Görev A:
Bask milliyetçiliği hakkındaki alıntıya göre Bask milliyetçiliğinin ideolojik temeli nedir?

DEVLET OLMAYAN 'DEVLET' VEYA DEVLETİ OLMAYAN ULUS (3)

#29 Ekleme Tarihi 02/10/2015 12:15:46

DEVLET OLMAYAN "DEVLET" VEYA DEVLETİ OLMAYAN ULUS (3)

25 Şubat 2010 Perşembe Saat 14:01

Bugünlerde cezaevlerindeki tutsakları açlık grevinde olduğu için yine sokaklara dökülmüş olan ETA ve “Birleşik Sol”u diğer Bask milliyetçilerinden ayıran bizim sandığımız gibi ETA’nın bağımsızlık, diğerlerinin de özerklik yanlısı olmaları değildir. Elbette Bask milliyetçileri zaman zaman özerklik taleplerini öne çıkarmışlardır ama Bask milliyetçiliğinin ideolojik temeli hep “ kendi toprakları üzerinde kendi kendini yöneten bir halk olmak” tır. Sağcısı da solcusu da, radikali de ılımlısı da bu temeli ve hedefi en azından teorik olarak sahiplenir. Çünkü bu, Bask olmanın tanımıdır.

Verilen kayıtlar:
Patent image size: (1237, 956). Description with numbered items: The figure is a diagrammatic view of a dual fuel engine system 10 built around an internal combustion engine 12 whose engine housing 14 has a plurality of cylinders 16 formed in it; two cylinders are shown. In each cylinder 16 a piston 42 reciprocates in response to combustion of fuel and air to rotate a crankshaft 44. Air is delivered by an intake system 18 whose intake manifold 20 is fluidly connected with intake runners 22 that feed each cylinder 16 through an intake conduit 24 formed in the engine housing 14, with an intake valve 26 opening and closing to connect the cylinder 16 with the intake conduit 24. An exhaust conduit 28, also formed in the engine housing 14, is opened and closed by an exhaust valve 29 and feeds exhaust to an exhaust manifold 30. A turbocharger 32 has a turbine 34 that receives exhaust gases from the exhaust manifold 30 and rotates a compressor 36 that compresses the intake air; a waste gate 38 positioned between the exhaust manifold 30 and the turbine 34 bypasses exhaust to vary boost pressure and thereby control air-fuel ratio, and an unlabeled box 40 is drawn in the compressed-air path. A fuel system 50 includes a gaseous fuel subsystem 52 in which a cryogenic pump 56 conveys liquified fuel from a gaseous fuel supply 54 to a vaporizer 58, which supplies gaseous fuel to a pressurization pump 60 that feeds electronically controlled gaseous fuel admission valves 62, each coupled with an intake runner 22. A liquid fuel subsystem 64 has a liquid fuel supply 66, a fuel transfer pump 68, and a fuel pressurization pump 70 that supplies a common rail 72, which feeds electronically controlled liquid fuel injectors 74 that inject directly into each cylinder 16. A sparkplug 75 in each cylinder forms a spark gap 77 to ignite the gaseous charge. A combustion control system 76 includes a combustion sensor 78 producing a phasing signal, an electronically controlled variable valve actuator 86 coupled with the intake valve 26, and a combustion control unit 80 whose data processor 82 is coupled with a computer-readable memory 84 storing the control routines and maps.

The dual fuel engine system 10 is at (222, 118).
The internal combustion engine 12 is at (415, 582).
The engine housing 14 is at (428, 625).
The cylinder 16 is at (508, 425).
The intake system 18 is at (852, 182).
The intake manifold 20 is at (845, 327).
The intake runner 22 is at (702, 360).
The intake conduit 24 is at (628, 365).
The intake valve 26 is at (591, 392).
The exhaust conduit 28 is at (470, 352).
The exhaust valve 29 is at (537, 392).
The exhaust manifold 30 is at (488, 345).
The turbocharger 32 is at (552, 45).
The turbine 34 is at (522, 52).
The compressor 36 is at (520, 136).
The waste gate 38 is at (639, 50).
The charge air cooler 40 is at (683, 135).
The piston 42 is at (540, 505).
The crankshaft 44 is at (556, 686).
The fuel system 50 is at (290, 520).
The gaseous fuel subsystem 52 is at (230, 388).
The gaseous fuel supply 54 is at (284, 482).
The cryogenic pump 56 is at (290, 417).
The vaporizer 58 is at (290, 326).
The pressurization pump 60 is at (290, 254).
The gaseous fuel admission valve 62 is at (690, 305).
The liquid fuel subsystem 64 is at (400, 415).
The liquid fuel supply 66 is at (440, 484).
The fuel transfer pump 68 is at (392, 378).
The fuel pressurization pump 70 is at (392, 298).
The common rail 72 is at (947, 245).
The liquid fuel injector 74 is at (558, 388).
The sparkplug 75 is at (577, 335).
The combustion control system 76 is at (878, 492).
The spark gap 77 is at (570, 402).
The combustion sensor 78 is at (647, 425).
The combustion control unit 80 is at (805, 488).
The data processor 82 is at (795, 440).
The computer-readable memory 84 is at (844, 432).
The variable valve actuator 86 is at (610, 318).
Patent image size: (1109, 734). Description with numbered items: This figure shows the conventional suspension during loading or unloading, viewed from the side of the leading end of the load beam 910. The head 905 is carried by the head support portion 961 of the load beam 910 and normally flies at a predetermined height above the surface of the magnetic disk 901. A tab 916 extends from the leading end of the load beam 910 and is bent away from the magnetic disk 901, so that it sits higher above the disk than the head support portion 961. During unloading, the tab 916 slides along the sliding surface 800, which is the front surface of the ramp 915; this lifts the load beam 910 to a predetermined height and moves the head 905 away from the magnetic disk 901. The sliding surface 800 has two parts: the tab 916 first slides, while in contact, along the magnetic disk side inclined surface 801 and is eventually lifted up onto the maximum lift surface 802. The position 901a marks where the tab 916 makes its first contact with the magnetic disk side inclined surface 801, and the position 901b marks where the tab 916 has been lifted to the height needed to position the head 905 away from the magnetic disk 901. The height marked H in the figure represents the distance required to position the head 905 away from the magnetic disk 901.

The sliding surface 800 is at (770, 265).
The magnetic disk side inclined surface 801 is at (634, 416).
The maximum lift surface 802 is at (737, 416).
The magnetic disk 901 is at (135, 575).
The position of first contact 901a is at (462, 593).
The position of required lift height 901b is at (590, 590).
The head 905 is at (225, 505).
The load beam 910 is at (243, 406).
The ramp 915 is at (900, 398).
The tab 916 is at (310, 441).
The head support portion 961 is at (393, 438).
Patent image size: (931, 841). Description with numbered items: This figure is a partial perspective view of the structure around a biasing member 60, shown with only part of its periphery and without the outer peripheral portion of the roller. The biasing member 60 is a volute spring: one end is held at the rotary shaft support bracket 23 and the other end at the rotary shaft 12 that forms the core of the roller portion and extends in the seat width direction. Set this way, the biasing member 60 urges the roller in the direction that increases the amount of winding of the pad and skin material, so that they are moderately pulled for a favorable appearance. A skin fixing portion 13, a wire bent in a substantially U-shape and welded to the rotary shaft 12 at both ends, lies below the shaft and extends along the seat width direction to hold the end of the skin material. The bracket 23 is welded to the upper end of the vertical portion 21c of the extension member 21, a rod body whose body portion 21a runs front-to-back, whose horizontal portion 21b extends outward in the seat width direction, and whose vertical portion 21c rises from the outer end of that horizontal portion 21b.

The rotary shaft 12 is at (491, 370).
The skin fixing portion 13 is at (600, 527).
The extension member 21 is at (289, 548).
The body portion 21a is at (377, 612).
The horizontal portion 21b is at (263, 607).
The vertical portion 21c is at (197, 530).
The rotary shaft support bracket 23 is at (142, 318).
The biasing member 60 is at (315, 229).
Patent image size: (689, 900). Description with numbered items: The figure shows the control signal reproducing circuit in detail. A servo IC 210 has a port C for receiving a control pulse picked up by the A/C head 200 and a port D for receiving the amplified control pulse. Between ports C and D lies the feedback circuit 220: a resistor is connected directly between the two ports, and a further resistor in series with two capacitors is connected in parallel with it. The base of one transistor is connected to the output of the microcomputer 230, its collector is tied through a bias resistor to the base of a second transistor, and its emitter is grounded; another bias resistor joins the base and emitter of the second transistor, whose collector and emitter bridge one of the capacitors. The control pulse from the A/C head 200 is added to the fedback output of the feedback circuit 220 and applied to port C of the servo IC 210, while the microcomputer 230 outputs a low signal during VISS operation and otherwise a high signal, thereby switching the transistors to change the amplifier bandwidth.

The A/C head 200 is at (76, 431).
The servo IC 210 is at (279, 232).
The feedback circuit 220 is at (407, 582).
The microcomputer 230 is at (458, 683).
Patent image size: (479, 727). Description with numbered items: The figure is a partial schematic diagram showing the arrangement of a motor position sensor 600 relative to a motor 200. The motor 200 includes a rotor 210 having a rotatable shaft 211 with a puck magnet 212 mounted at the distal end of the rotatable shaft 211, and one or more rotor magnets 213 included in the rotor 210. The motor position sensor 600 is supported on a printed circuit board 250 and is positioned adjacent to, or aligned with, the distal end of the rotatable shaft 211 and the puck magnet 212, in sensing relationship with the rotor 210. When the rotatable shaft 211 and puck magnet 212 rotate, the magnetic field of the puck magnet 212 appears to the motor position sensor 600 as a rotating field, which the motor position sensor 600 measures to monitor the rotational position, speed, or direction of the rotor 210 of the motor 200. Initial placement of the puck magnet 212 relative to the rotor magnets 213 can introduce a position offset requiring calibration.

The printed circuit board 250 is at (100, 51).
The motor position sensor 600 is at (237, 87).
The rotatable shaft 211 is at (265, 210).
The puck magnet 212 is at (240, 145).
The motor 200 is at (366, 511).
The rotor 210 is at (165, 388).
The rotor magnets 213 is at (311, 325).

Görev B:
Kayıtlarda "Patent image size: (479, 727)." ifadesini içeren satırdan başlayıp kayıtların son satırı da dahil olmak üzere bu satırları hiçbir değişiklik yapmadan yazıya geçirin.

Alıştırma cevabı A:
Kendi toprakları üzerinde kendi kendini yöneten bir halk olmak.

Alıştırma cevabı B:
Patent image size: (479, 727). Description with numbered items: The figure is a partial schematic diagram showing the arrangement of a motor position sensor 600 relative to a motor 200. The motor 200 includes a rotor 210 having a rotatable shaft 211 with a puck magnet 212 mounted at the distal end of the rotatable shaft 211, and one or more rotor magnets 213 included in the rotor 210. The motor position sensor 600 is supported on a printed circuit board 250 and is positioned adjacent to, or aligned with, the distal end of the rotatable shaft 211 and the puck magnet 212, in sensing relationship with the rotor 210. When the rotatable shaft 211 and puck magnet 212 rotate, the magnetic field of the puck magnet 212 appears to the motor position sensor 600 as a rotating field, which the motor position sensor 600 measures to monitor the rotational position, speed, or direction of the rotor 210 of the motor 200. Initial placement of the puck magnet 212 relative to the rotor magnets 213 can introduce a position offset requiring calibration.

The printed circuit board 250 is at (100, 51).
The motor position sensor 600 is at (237, 87).
The rotatable shaft 211 is at (265, 210).
The puck magnet 212 is at (240, 145).
The motor 200 is at (366, 511).
The rotor 210 is at (165, 388).
The rotor magnets 213 is at (311, 325).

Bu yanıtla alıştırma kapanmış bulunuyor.